**Data for processing**
********************
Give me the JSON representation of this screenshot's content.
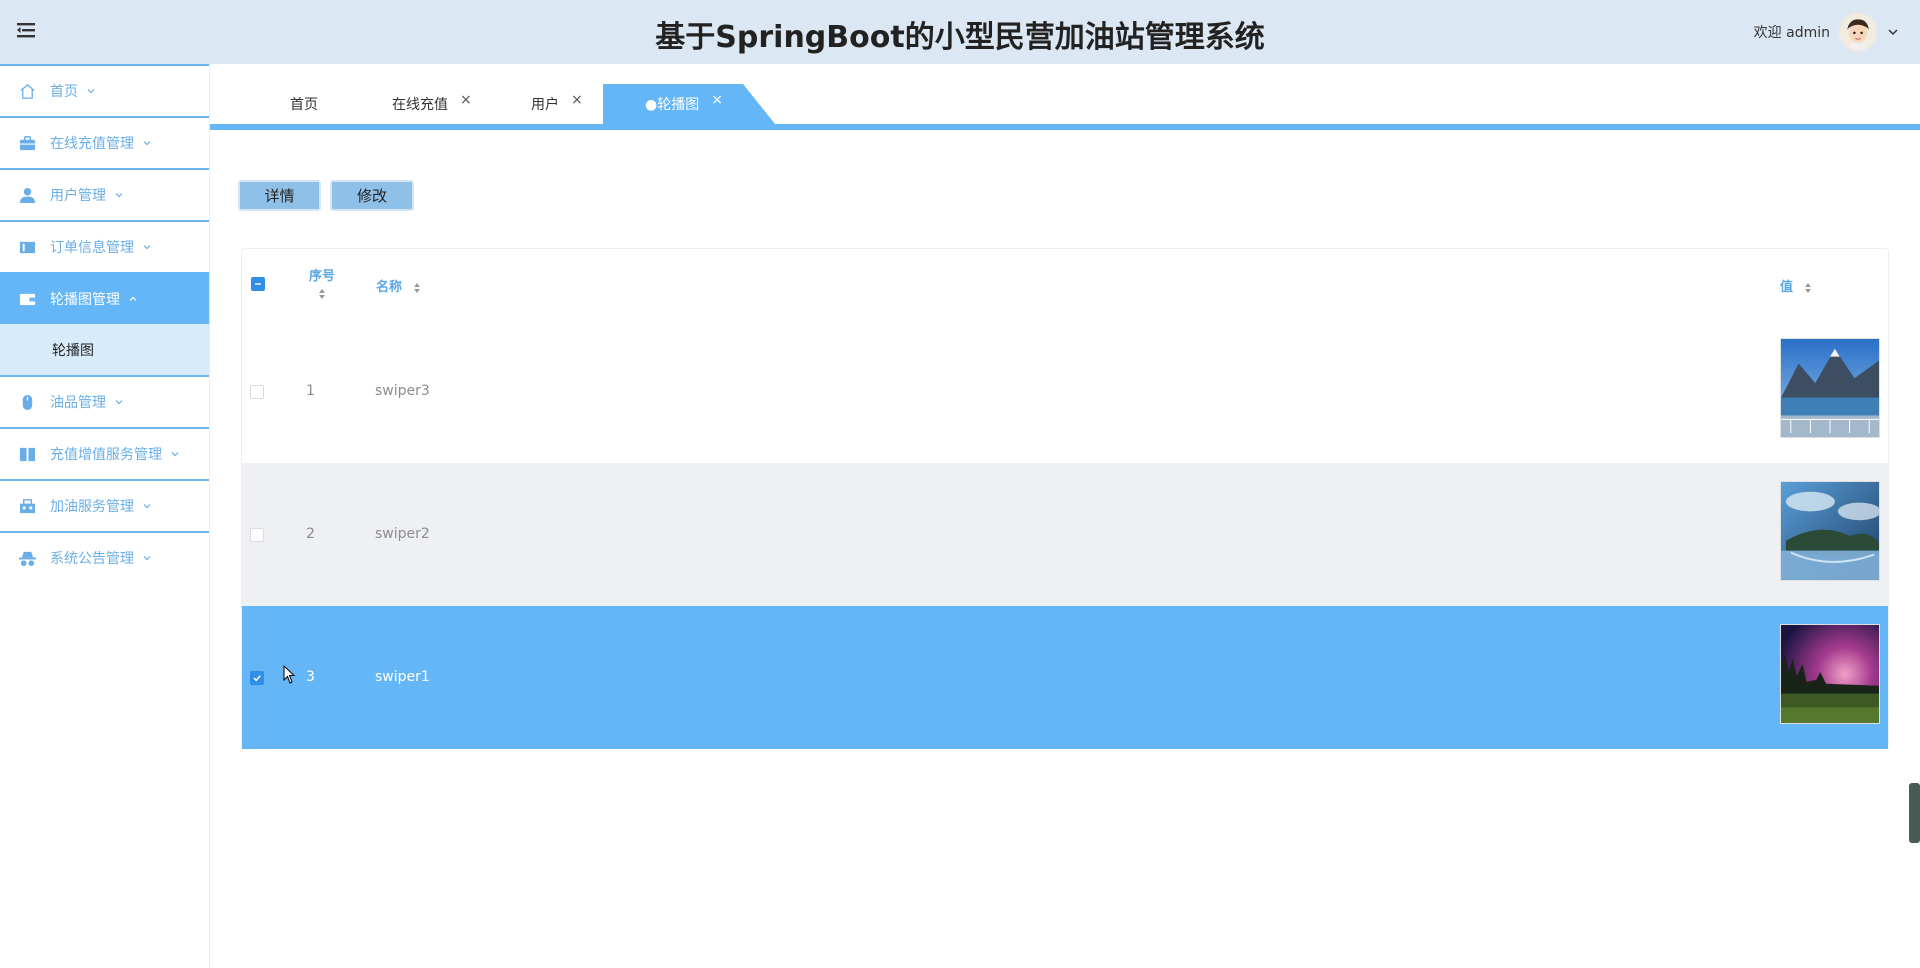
{
  "header": {
    "title": "基于SpringBoot的小型民营加油站管理系统",
    "welcome": "欢迎 admin"
  },
  "sidebar": {
    "items": [
      {
        "label": "首页",
        "icon": "home-icon"
      },
      {
        "label": "在线充值管理",
        "icon": "briefcase-icon"
      },
      {
        "label": "用户管理",
        "icon": "user-icon"
      },
      {
        "label": "订单信息管理",
        "icon": "order-icon"
      },
      {
        "label": "轮播图管理",
        "icon": "wallet-icon",
        "active": true
      },
      {
        "label": "油品管理",
        "icon": "mouse-icon"
      },
      {
        "label": "充值增值服务管理",
        "icon": "book-icon"
      },
      {
        "label": "加油服务管理",
        "icon": "toolbox-icon"
      },
      {
        "label": "系统公告管理",
        "icon": "spy-icon"
      }
    ],
    "sub_item": "轮播图"
  },
  "tabs": [
    {
      "label": "首页",
      "closable": false
    },
    {
      "label": "在线充值",
      "closable": true
    },
    {
      "label": "用户",
      "closable": true
    },
    {
      "label": "●轮播图",
      "closable": true,
      "active": true
    }
  ],
  "tab_close": "×",
  "toolbar": {
    "detail_label": "详情",
    "edit_label": "修改"
  },
  "table": {
    "columns": {
      "index": "序号",
      "name": "名称",
      "value": "值"
    },
    "rows": [
      {
        "index": "1",
        "name": "swiper3",
        "checked": false
      },
      {
        "index": "2",
        "name": "swiper2",
        "checked": false
      },
      {
        "index": "3",
        "name": "swiper1",
        "checked": true
      }
    ]
  },
  "colors": {
    "accent": "#64b6f7",
    "header_bg": "#dbe7f3",
    "link": "#6aaee8"
  }
}
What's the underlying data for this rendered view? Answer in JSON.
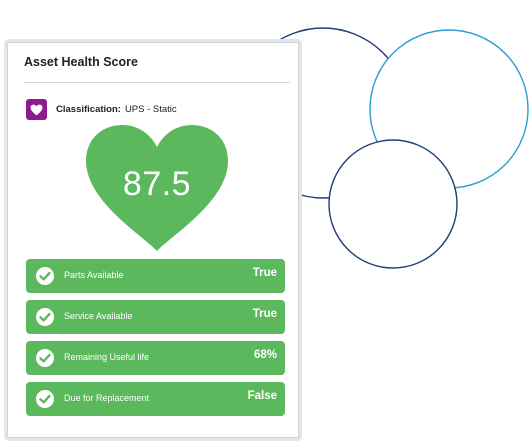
{
  "card": {
    "title": "Asset Health Score",
    "classification_label": "Classification:",
    "classification_value": "UPS - Static",
    "score": "87.5",
    "score_color": "#5cb85c",
    "badge_color": "#8e1a8e"
  },
  "metrics": [
    {
      "label": "Parts Available",
      "value": "True",
      "icon": "check-circle-icon"
    },
    {
      "label": "Service Available",
      "value": "True",
      "icon": "check-circle-icon"
    },
    {
      "label": "Remaining Useful life",
      "value": "68%",
      "icon": "check-circle-icon"
    },
    {
      "label": "Due for Replacement",
      "value": "False",
      "icon": "check-circle-icon"
    }
  ]
}
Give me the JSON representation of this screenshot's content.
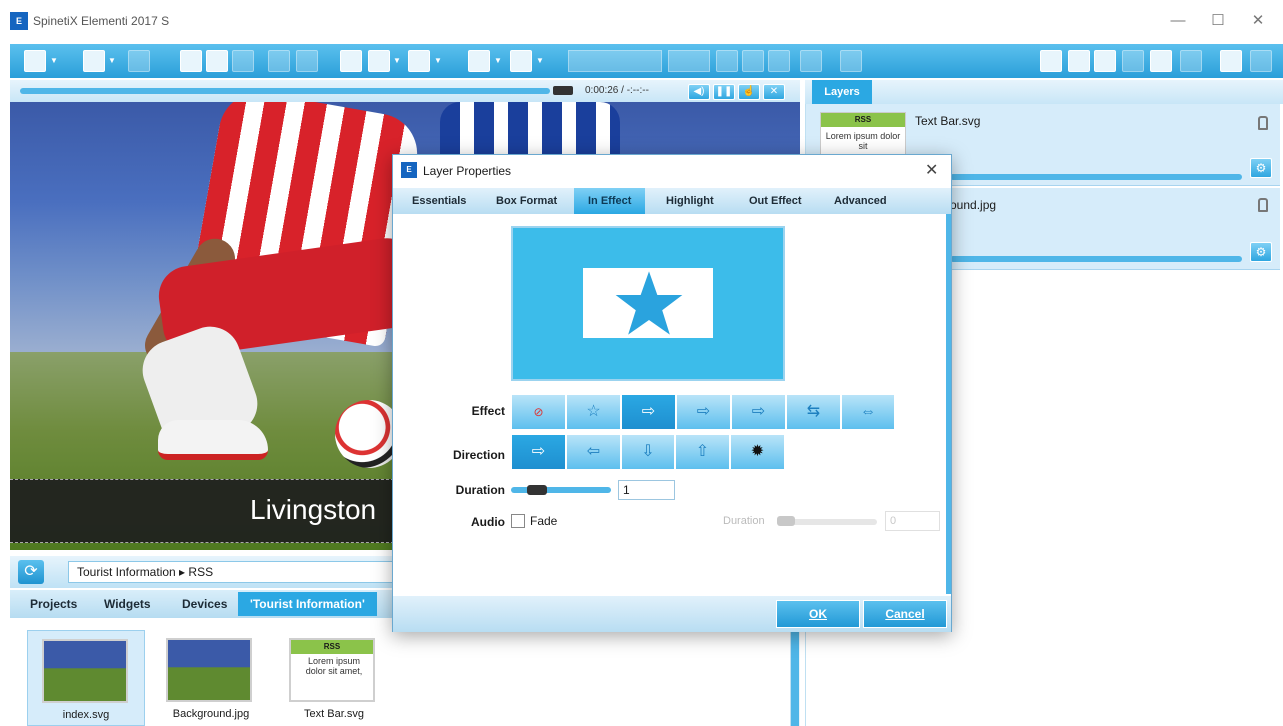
********************
**What is expected**
Copy all the data exactly as written, but skip any picture.

**Answer**
Give me the JSON representation of this screenshot's content.
{
  "header": {
    "title": "基于SpringBoot的小型民营加油站管理系统",
    "welcome": "欢迎 admin"
  },
  "sidebar": {
    "items": [
      {
        "label": "首页",
        "icon": "home-icon"
      },
      {
        "label": "在线充值管理",
        "icon": "briefcase-icon"
      },
      {
        "label": "用户管理",
        "icon": "user-icon"
      },
      {
        "label": "订单信息管理",
        "icon": "order-icon"
      },
      {
        "label": "轮播图管理",
        "icon": "wallet-icon",
        "active": true
      },
      {
        "label": "油品管理",
        "icon": "mouse-icon"
      },
      {
        "label": "充值增值服务管理",
        "icon": "book-icon"
      },
      {
        "label": "加油服务管理",
        "icon": "toolbox-icon"
      },
      {
        "label": "系统公告管理",
        "icon": "spy-icon"
      }
    ],
    "sub_item": "轮播图"
  },
  "tabs": [
    {
      "label": "首页",
      "closable": false
    },
    {
      "label": "在线充值",
      "closable": true
    },
    {
      "label": "用户",
      "closable": true
    },
    {
      "label": "●轮播图",
      "closable": true,
      "active": true
    }
  ],
  "tab_close": "×",
  "toolbar": {
    "detail_label": "详情",
    "edit_label": "修改"
  },
  "table": {
    "columns": {
      "index": "序号",
      "name": "名称",
      "value": "值"
    },
    "rows": [
      {
        "index": "1",
        "name": "swiper3",
        "checked": false
      },
      {
        "index": "2",
        "name": "swiper2",
        "checked": false
      },
      {
        "index": "3",
        "name": "swiper1",
        "checked": true
      }
    ]
  },
  "colors": {
    "accent": "#64b6f7",
    "header_bg": "#dbe7f3",
    "link": "#6aaee8"
  }
}
What's the underlying data for this rendered view? Answer in JSON.
{
  "card": {
    "title": "Asset Health Score",
    "classification_label": "Classification:",
    "classification_value": "UPS - Static",
    "score": "87.5",
    "score_color": "#5cb85c",
    "badge_color": "#8e1a8e"
  },
  "metrics": [
    {
      "label": "Parts Available",
      "value": "True",
      "icon": "check-circle-icon"
    },
    {
      "label": "Service Available",
      "value": "True",
      "icon": "check-circle-icon"
    },
    {
      "label": "Remaining Useful life",
      "value": "68%",
      "icon": "check-circle-icon"
    },
    {
      "label": "Due for Replacement",
      "value": "False",
      "icon": "check-circle-icon"
    }
  ]
}
Give me the JSON representation of this screenshot's content.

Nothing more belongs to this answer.